begin

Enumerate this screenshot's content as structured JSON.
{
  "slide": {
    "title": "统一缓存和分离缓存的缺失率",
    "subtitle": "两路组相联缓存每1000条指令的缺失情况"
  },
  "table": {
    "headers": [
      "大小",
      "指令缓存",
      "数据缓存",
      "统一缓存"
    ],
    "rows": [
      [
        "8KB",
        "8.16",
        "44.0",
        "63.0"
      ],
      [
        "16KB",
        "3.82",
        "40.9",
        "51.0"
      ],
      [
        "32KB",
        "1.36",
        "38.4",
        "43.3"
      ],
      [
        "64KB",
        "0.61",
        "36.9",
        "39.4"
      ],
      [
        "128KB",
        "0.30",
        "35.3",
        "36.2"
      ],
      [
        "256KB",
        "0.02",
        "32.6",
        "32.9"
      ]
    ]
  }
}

end

Exact output of every entry is required.

Enumerate this screenshot's content as structured JSON.
{
  "slide": {
    "title": "统一缓存和分离缓存的缺失率",
    "subtitle": "两路组相联缓存每1000条指令的缺失情况"
  },
  "table": {
    "headers": [
      "大小",
      "指令缓存",
      "数据缓存",
      "统一缓存"
    ],
    "rows": [
      [
        "8KB",
        "8.16",
        "44.0",
        "63.0"
      ],
      [
        "16KB",
        "3.82",
        "40.9",
        "51.0"
      ],
      [
        "32KB",
        "1.36",
        "38.4",
        "43.3"
      ],
      [
        "64KB",
        "0.61",
        "36.9",
        "39.4"
      ],
      [
        "128KB",
        "0.30",
        "35.3",
        "36.2"
      ],
      [
        "256KB",
        "0.02",
        "32.6",
        "32.9"
      ]
    ]
  }
}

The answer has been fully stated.